_EXERCISE BRIEF_:
Below are records; state how many of their lines hold the word "Disk", and give only the figure.

[Extracted data entries]
• • • •

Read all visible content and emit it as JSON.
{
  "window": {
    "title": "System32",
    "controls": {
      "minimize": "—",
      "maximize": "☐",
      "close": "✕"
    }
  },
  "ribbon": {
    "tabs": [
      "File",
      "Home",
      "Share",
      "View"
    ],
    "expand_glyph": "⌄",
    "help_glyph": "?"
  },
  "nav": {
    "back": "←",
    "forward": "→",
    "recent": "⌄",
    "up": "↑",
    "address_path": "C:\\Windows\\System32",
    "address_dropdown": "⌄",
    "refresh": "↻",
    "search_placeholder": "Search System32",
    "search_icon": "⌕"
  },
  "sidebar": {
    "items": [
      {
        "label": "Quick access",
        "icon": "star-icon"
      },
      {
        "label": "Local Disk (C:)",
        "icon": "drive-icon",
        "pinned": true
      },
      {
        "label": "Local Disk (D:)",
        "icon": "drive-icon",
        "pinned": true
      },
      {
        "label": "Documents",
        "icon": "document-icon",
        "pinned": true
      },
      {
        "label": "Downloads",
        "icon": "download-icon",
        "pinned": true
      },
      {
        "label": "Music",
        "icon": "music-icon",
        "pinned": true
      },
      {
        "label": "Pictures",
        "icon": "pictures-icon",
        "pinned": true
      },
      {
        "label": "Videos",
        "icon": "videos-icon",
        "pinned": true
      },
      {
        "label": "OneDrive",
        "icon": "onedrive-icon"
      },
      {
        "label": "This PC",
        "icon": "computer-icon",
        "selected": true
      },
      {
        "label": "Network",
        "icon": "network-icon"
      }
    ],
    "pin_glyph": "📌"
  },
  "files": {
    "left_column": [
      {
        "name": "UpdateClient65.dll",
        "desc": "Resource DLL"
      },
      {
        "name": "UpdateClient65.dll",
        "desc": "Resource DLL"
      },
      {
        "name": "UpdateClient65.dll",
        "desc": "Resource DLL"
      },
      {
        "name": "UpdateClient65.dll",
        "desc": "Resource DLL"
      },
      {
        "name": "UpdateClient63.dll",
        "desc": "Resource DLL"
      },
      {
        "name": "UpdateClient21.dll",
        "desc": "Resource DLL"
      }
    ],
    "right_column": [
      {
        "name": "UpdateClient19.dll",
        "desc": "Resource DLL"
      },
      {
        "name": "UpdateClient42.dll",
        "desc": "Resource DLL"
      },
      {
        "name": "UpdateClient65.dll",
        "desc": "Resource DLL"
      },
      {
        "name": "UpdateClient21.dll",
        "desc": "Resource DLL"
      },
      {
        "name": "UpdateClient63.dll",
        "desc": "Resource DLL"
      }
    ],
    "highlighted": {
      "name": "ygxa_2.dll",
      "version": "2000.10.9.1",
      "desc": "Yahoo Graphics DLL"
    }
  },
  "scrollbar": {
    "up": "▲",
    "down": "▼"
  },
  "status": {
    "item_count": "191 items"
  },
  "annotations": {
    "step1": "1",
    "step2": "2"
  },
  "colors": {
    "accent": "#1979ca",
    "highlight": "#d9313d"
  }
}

• • • •

_CORRECT RESULT_:
2